Goal
Set down, in full, every record in the block.

○ ○ ○ ○ ○

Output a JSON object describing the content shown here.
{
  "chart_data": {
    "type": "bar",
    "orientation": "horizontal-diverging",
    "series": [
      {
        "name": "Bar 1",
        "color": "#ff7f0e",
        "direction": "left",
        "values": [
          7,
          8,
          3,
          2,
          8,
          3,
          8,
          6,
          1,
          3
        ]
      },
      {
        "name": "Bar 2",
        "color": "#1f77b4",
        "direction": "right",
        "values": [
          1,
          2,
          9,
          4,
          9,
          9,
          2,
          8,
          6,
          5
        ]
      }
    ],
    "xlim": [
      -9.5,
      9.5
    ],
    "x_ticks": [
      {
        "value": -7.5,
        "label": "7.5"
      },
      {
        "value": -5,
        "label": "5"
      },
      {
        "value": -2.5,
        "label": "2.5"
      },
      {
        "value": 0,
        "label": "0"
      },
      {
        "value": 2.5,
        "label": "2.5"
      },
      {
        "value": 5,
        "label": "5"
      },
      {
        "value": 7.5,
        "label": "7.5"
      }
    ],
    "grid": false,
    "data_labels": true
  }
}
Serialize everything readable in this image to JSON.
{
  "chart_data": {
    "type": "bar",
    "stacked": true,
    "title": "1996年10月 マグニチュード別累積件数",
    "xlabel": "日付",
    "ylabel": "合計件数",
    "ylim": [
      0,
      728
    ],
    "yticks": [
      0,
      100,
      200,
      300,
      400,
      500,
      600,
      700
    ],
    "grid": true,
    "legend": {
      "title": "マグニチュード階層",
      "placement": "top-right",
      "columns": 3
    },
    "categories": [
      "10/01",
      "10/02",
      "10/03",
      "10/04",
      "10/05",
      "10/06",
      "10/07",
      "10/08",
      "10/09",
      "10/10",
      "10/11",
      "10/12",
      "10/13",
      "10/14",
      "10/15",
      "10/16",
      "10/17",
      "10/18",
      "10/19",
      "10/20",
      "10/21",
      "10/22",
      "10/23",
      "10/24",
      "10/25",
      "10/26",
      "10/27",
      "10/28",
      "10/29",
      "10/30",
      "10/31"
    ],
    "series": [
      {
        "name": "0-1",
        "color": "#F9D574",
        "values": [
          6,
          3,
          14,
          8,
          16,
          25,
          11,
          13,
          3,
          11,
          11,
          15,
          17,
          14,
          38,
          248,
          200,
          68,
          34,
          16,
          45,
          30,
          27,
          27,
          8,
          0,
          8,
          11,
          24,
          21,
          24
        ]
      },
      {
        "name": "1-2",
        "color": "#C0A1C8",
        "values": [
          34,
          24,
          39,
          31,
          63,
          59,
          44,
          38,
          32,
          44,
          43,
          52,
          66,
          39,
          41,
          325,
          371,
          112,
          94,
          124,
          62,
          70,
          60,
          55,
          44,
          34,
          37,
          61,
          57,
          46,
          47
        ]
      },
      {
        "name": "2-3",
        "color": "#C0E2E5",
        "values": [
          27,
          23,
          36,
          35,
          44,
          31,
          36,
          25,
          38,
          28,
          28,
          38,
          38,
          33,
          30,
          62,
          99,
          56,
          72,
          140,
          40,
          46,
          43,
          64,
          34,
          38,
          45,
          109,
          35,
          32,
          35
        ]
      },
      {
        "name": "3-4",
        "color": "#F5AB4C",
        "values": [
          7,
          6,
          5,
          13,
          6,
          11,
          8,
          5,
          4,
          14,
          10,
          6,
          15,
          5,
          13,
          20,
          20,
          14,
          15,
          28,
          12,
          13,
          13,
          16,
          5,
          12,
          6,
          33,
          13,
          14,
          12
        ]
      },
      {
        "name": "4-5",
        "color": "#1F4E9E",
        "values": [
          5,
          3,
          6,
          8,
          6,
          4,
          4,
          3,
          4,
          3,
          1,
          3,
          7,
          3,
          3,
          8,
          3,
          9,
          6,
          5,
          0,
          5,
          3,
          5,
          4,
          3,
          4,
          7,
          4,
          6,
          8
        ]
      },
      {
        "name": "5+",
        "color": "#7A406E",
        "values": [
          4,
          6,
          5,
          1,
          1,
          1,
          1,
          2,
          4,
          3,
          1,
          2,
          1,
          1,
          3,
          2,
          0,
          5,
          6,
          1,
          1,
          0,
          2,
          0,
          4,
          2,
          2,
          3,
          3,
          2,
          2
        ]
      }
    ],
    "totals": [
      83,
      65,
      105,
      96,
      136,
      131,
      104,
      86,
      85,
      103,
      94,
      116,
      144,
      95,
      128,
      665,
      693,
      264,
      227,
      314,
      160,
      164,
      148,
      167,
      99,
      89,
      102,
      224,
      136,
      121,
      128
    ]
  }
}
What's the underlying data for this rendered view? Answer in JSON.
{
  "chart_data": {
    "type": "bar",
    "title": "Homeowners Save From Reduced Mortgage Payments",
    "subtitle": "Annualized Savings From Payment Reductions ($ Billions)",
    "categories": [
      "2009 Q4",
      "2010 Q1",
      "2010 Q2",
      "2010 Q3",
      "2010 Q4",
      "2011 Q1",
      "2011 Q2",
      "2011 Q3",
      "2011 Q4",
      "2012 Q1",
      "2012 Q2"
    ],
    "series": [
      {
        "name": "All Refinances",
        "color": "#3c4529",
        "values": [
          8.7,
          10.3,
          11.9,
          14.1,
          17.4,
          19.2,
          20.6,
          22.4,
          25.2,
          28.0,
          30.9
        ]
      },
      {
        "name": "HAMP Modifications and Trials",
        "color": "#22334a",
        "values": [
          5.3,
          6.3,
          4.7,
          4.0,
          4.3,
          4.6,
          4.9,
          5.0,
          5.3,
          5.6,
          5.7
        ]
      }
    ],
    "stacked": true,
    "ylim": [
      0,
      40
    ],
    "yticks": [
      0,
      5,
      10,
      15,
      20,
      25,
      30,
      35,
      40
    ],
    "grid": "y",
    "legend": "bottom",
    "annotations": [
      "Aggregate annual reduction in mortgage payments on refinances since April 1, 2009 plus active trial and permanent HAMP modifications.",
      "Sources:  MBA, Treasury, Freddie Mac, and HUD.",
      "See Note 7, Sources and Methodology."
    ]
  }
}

○ ○ ○ ○ ○

Solution for this exercise
Output a JSON object describing the content shown here.
{
  "chart_data": {
    "type": "bar",
    "orientation": "horizontal-diverging",
    "series": [
      {
        "name": "Bar 1",
        "color": "#ff7f0e",
        "direction": "left",
        "values": [
          7,
          8,
          3,
          2,
          8,
          3,
          8,
          6,
          1,
          3
        ]
      },
      {
        "name": "Bar 2",
        "color": "#1f77b4",
        "direction": "right",
        "values": [
          1,
          2,
          9,
          4,
          9,
          9,
          2,
          8,
          6,
          5
        ]
      }
    ],
    "xlim": [
      -9.5,
      9.5
    ],
    "x_ticks": [
      {
        "value": -7.5,
        "label": "7.5"
      },
      {
        "value": -5,
        "label": "5"
      },
      {
        "value": -2.5,
        "label": "2.5"
      },
      {
        "value": 0,
        "label": "0"
      },
      {
        "value": 2.5,
        "label": "2.5"
      },
      {
        "value": 5,
        "label": "5"
      },
      {
        "value": 7.5,
        "label": "7.5"
      }
    ],
    "grid": false,
    "data_labels": true
  }
}
Serialize everything readable in this image to JSON.
{
  "chart_data": {
    "type": "bar",
    "stacked": true,
    "title": "1996年10月 マグニチュード別累積件数",
    "xlabel": "日付",
    "ylabel": "合計件数",
    "ylim": [
      0,
      728
    ],
    "yticks": [
      0,
      100,
      200,
      300,
      400,
      500,
      600,
      700
    ],
    "grid": true,
    "legend": {
      "title": "マグニチュード階層",
      "placement": "top-right",
      "columns": 3
    },
    "categories": [
      "10/01",
      "10/02",
      "10/03",
      "10/04",
      "10/05",
      "10/06",
      "10/07",
      "10/08",
      "10/09",
      "10/10",
      "10/11",
      "10/12",
      "10/13",
      "10/14",
      "10/15",
      "10/16",
      "10/17",
      "10/18",
      "10/19",
      "10/20",
      "10/21",
      "10/22",
      "10/23",
      "10/24",
      "10/25",
      "10/26",
      "10/27",
      "10/28",
      "10/29",
      "10/30",
      "10/31"
    ],
    "series": [
      {
        "name": "0-1",
        "color": "#F9D574",
        "values": [
          6,
          3,
          14,
          8,
          16,
          25,
          11,
          13,
          3,
          11,
          11,
          15,
          17,
          14,
          38,
          248,
          200,
          68,
          34,
          16,
          45,
          30,
          27,
          27,
          8,
          0,
          8,
          11,
          24,
          21,
          24
        ]
      },
      {
        "name": "1-2",
        "color": "#C0A1C8",
        "values": [
          34,
          24,
          39,
          31,
          63,
          59,
          44,
          38,
          32,
          44,
          43,
          52,
          66,
          39,
          41,
          325,
          371,
          112,
          94,
          124,
          62,
          70,
          60,
          55,
          44,
          34,
          37,
          61,
          57,
          46,
          47
        ]
      },
      {
        "name": "2-3",
        "color": "#C0E2E5",
        "values": [
          27,
          23,
          36,
          35,
          44,
          31,
          36,
          25,
          38,
          28,
          28,
          38,
          38,
          33,
          30,
          62,
          99,
          56,
          72,
          140,
          40,
          46,
          43,
          64,
          34,
          38,
          45,
          109,
          35,
          32,
          35
        ]
      },
      {
        "name": "3-4",
        "color": "#F5AB4C",
        "values": [
          7,
          6,
          5,
          13,
          6,
          11,
          8,
          5,
          4,
          14,
          10,
          6,
          15,
          5,
          13,
          20,
          20,
          14,
          15,
          28,
          12,
          13,
          13,
          16,
          5,
          12,
          6,
          33,
          13,
          14,
          12
        ]
      },
      {
        "name": "4-5",
        "color": "#1F4E9E",
        "values": [
          5,
          3,
          6,
          8,
          6,
          4,
          4,
          3,
          4,
          3,
          1,
          3,
          7,
          3,
          3,
          8,
          3,
          9,
          6,
          5,
          0,
          5,
          3,
          5,
          4,
          3,
          4,
          7,
          4,
          6,
          8
        ]
      },
      {
        "name": "5+",
        "color": "#7A406E",
        "values": [
          4,
          6,
          5,
          1,
          1,
          1,
          1,
          2,
          4,
          3,
          1,
          2,
          1,
          1,
          3,
          2,
          0,
          5,
          6,
          1,
          1,
          0,
          2,
          0,
          4,
          2,
          2,
          3,
          3,
          2,
          2
        ]
      }
    ],
    "totals": [
      83,
      65,
      105,
      96,
      136,
      131,
      104,
      86,
      85,
      103,
      94,
      116,
      144,
      95,
      128,
      665,
      693,
      264,
      227,
      314,
      160,
      164,
      148,
      167,
      99,
      89,
      102,
      224,
      136,
      121,
      128
    ]
  }
}
What's the underlying data for this rendered view? Answer in JSON.
{
  "chart_data": {
    "type": "bar",
    "title": "Homeowners Save From Reduced Mortgage Payments",
    "subtitle": "Annualized Savings From Payment Reductions ($ Billions)",
    "categories": [
      "2009 Q4",
      "2010 Q1",
      "2010 Q2",
      "2010 Q3",
      "2010 Q4",
      "2011 Q1",
      "2011 Q2",
      "2011 Q3",
      "2011 Q4",
      "2012 Q1",
      "2012 Q2"
    ],
    "series": [
      {
        "name": "All Refinances",
        "color": "#3c4529",
        "values": [
          8.7,
          10.3,
          11.9,
          14.1,
          17.4,
          19.2,
          20.6,
          22.4,
          25.2,
          28.0,
          30.9
        ]
      },
      {
        "name": "HAMP Modifications and Trials",
        "color": "#22334a",
        "values": [
          5.3,
          6.3,
          4.7,
          4.0,
          4.3,
          4.6,
          4.9,
          5.0,
          5.3,
          5.6,
          5.7
        ]
      }
    ],
    "stacked": true,
    "ylim": [
      0,
      40
    ],
    "yticks": [
      0,
      5,
      10,
      15,
      20,
      25,
      30,
      35,
      40
    ],
    "grid": "y",
    "legend": "bottom",
    "annotations": [
      "Aggregate annual reduction in mortgage payments on refinances since April 1, 2009 plus active trial and permanent HAMP modifications.",
      "Sources:  MBA, Treasury, Freddie Mac, and HUD.",
      "See Note 7, Sources and Methodology."
    ]
  }
}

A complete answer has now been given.